▶ _Exercise directions_
Every record must be transcribed in its entirety, apart from the images, which are to be omitted.

____

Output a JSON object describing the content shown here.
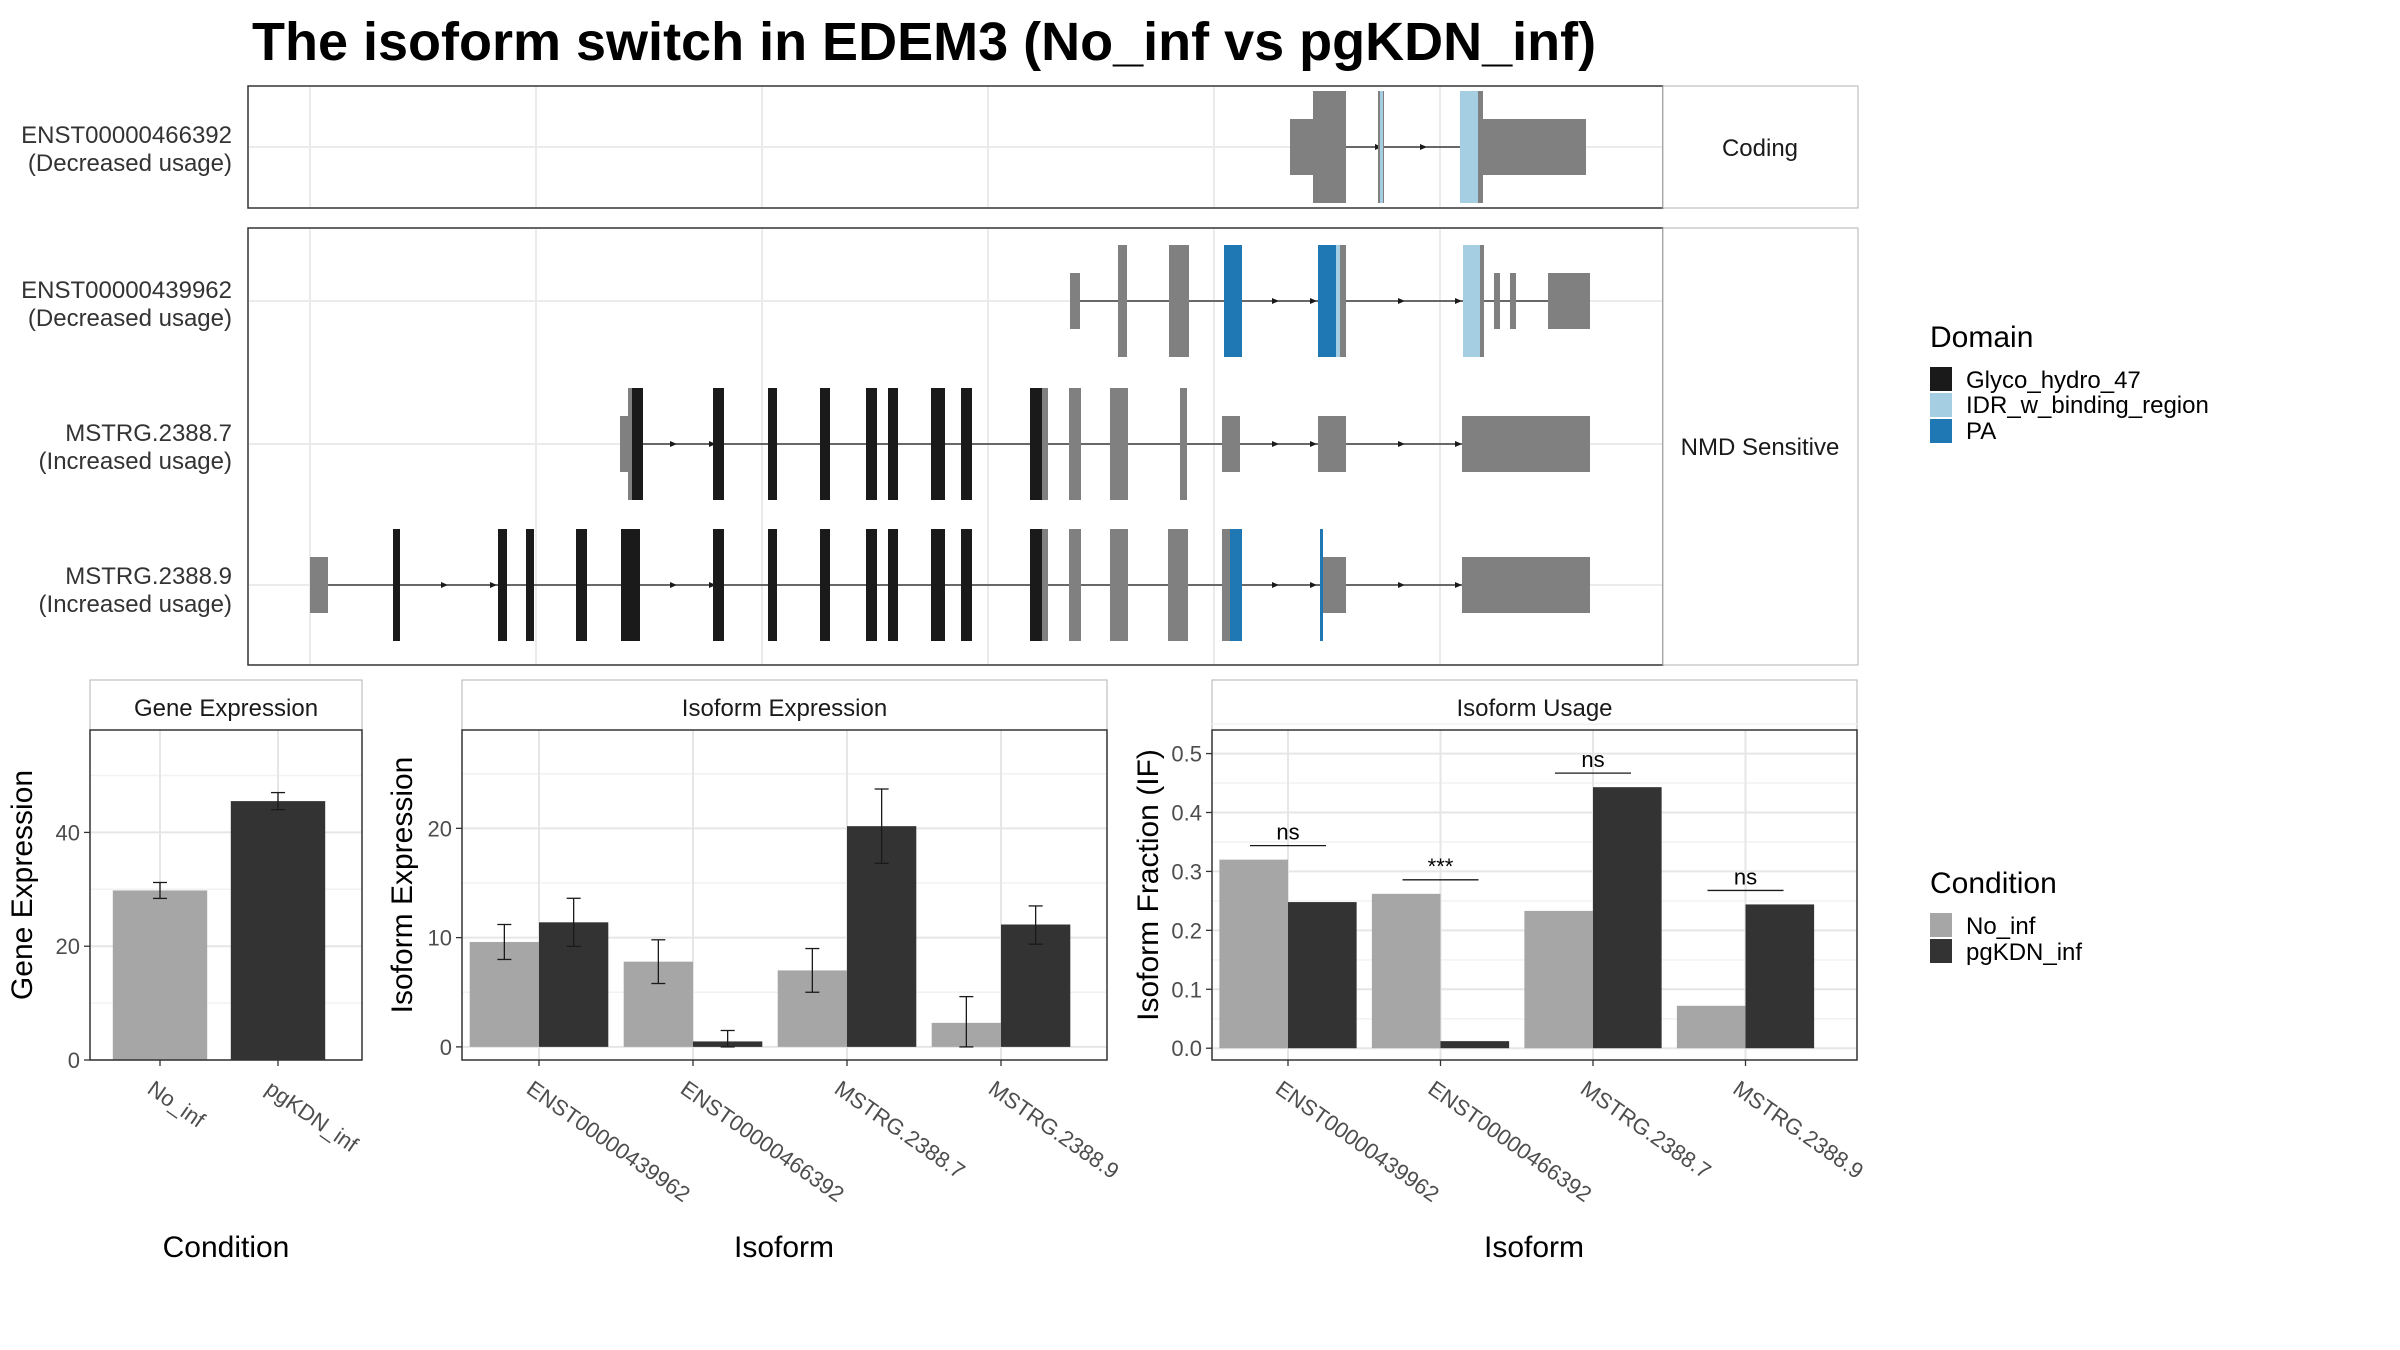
{
  "title": "The isoform switch in EDEM3 (No_inf vs pgKDN_inf)",
  "colors": {
    "exon": "#808080",
    "Glyco_hydro_47": "#1a1a1a",
    "IDR_w_binding_region": "#a6cee3",
    "PA": "#1f78b4",
    "No_inf": "#a6a6a6",
    "pgKDN_inf": "#333333"
  },
  "transcripts": [
    {
      "name": "ENST00000466392",
      "usage": "(Decreased usage)",
      "group": "Coding"
    },
    {
      "name": "ENST00000439962",
      "usage": "(Decreased usage)",
      "group": "NMD Sensitive"
    },
    {
      "name": "MSTRG.2388.7",
      "usage": "(Increased usage)",
      "group": "NMD Sensitive"
    },
    {
      "name": "MSTRG.2388.9",
      "usage": "(Increased usage)",
      "group": "NMD Sensitive"
    }
  ],
  "groups": [
    "Coding",
    "NMD Sensitive"
  ],
  "legend_domain": {
    "title": "Domain",
    "items": [
      "Glyco_hydro_47",
      "IDR_w_binding_region",
      "PA"
    ]
  },
  "legend_condition": {
    "title": "Condition",
    "items": [
      "No_inf",
      "pgKDN_inf"
    ]
  },
  "chart_data": [
    {
      "type": "bar",
      "title": "Gene Expression",
      "xlabel": "Condition",
      "ylabel": "Gene Expression",
      "categories": [
        "No_inf",
        "pgKDN_inf"
      ],
      "series": [
        {
          "name": "Gene Expression",
          "values": [
            29.8,
            45.5
          ],
          "error_low": [
            28.4,
            44.0
          ],
          "error_high": [
            31.2,
            47.0
          ]
        }
      ],
      "ylim": [
        0,
        58
      ],
      "yticks": [
        0,
        20,
        40
      ],
      "ytick_labels": [
        "0",
        "20",
        "40"
      ]
    },
    {
      "type": "bar",
      "title": "Isoform Expression",
      "xlabel": "Isoform",
      "ylabel": "Isoform Expression",
      "categories": [
        "ENST00000439962",
        "ENST00000466392",
        "MSTRG.2388.7",
        "MSTRG.2388.9"
      ],
      "series": [
        {
          "name": "No_inf",
          "values": [
            9.6,
            7.8,
            7.0,
            2.2
          ],
          "error_low": [
            8.0,
            5.8,
            5.0,
            0.0
          ],
          "error_high": [
            11.2,
            9.8,
            9.0,
            4.6
          ]
        },
        {
          "name": "pgKDN_inf",
          "values": [
            11.4,
            0.5,
            20.2,
            11.2
          ],
          "error_low": [
            9.2,
            0.0,
            16.8,
            9.4
          ],
          "error_high": [
            13.6,
            1.5,
            23.6,
            12.9
          ]
        }
      ],
      "ylim": [
        -1.2,
        29
      ],
      "yticks": [
        0,
        10,
        20
      ],
      "ytick_labels": [
        "0",
        "10",
        "20"
      ]
    },
    {
      "type": "bar",
      "title": "Isoform Usage",
      "xlabel": "Isoform",
      "ylabel": "Isoform Fraction (IF)",
      "categories": [
        "ENST00000439962",
        "ENST00000466392",
        "MSTRG.2388.7",
        "MSTRG.2388.9"
      ],
      "series": [
        {
          "name": "No_inf",
          "values": [
            0.32,
            0.262,
            0.233,
            0.072
          ]
        },
        {
          "name": "pgKDN_inf",
          "values": [
            0.248,
            0.012,
            0.443,
            0.244
          ]
        }
      ],
      "significance": [
        "ns",
        "***",
        "ns",
        "ns"
      ],
      "ylim": [
        -0.02,
        0.54
      ],
      "yticks": [
        0.0,
        0.1,
        0.2,
        0.3,
        0.4,
        0.5
      ],
      "ytick_labels": [
        "0.0",
        "0.1",
        "0.2",
        "0.3",
        "0.4",
        "0.5"
      ]
    }
  ]
}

____

▶ _Answer to the task_
Output a JSON object describing the content shown here.
{
  "title": "The isoform switch in EDEM3 (No_inf vs pgKDN_inf)",
  "colors": {
    "exon": "#808080",
    "Glyco_hydro_47": "#1a1a1a",
    "IDR_w_binding_region": "#a6cee3",
    "PA": "#1f78b4",
    "No_inf": "#a6a6a6",
    "pgKDN_inf": "#333333"
  },
  "transcripts": [
    {
      "name": "ENST00000466392",
      "usage": "(Decreased usage)",
      "group": "Coding"
    },
    {
      "name": "ENST00000439962",
      "usage": "(Decreased usage)",
      "group": "NMD Sensitive"
    },
    {
      "name": "MSTRG.2388.7",
      "usage": "(Increased usage)",
      "group": "NMD Sensitive"
    },
    {
      "name": "MSTRG.2388.9",
      "usage": "(Increased usage)",
      "group": "NMD Sensitive"
    }
  ],
  "groups": [
    "Coding",
    "NMD Sensitive"
  ],
  "legend_domain": {
    "title": "Domain",
    "items": [
      "Glyco_hydro_47",
      "IDR_w_binding_region",
      "PA"
    ]
  },
  "legend_condition": {
    "title": "Condition",
    "items": [
      "No_inf",
      "pgKDN_inf"
    ]
  },
  "chart_data": [
    {
      "type": "bar",
      "title": "Gene Expression",
      "xlabel": "Condition",
      "ylabel": "Gene Expression",
      "categories": [
        "No_inf",
        "pgKDN_inf"
      ],
      "series": [
        {
          "name": "Gene Expression",
          "values": [
            29.8,
            45.5
          ],
          "error_low": [
            28.4,
            44.0
          ],
          "error_high": [
            31.2,
            47.0
          ]
        }
      ],
      "ylim": [
        0,
        58
      ],
      "yticks": [
        0,
        20,
        40
      ],
      "ytick_labels": [
        "0",
        "20",
        "40"
      ]
    },
    {
      "type": "bar",
      "title": "Isoform Expression",
      "xlabel": "Isoform",
      "ylabel": "Isoform Expression",
      "categories": [
        "ENST00000439962",
        "ENST00000466392",
        "MSTRG.2388.7",
        "MSTRG.2388.9"
      ],
      "series": [
        {
          "name": "No_inf",
          "values": [
            9.6,
            7.8,
            7.0,
            2.2
          ],
          "error_low": [
            8.0,
            5.8,
            5.0,
            0.0
          ],
          "error_high": [
            11.2,
            9.8,
            9.0,
            4.6
          ]
        },
        {
          "name": "pgKDN_inf",
          "values": [
            11.4,
            0.5,
            20.2,
            11.2
          ],
          "error_low": [
            9.2,
            0.0,
            16.8,
            9.4
          ],
          "error_high": [
            13.6,
            1.5,
            23.6,
            12.9
          ]
        }
      ],
      "ylim": [
        -1.2,
        29
      ],
      "yticks": [
        0,
        10,
        20
      ],
      "ytick_labels": [
        "0",
        "10",
        "20"
      ]
    },
    {
      "type": "bar",
      "title": "Isoform Usage",
      "xlabel": "Isoform",
      "ylabel": "Isoform Fraction (IF)",
      "categories": [
        "ENST00000439962",
        "ENST00000466392",
        "MSTRG.2388.7",
        "MSTRG.2388.9"
      ],
      "series": [
        {
          "name": "No_inf",
          "values": [
            0.32,
            0.262,
            0.233,
            0.072
          ]
        },
        {
          "name": "pgKDN_inf",
          "values": [
            0.248,
            0.012,
            0.443,
            0.244
          ]
        }
      ],
      "significance": [
        "ns",
        "***",
        "ns",
        "ns"
      ],
      "ylim": [
        -0.02,
        0.54
      ],
      "yticks": [
        0.0,
        0.1,
        0.2,
        0.3,
        0.4,
        0.5
      ],
      "ytick_labels": [
        "0.0",
        "0.1",
        "0.2",
        "0.3",
        "0.4",
        "0.5"
      ]
    }
  ]
}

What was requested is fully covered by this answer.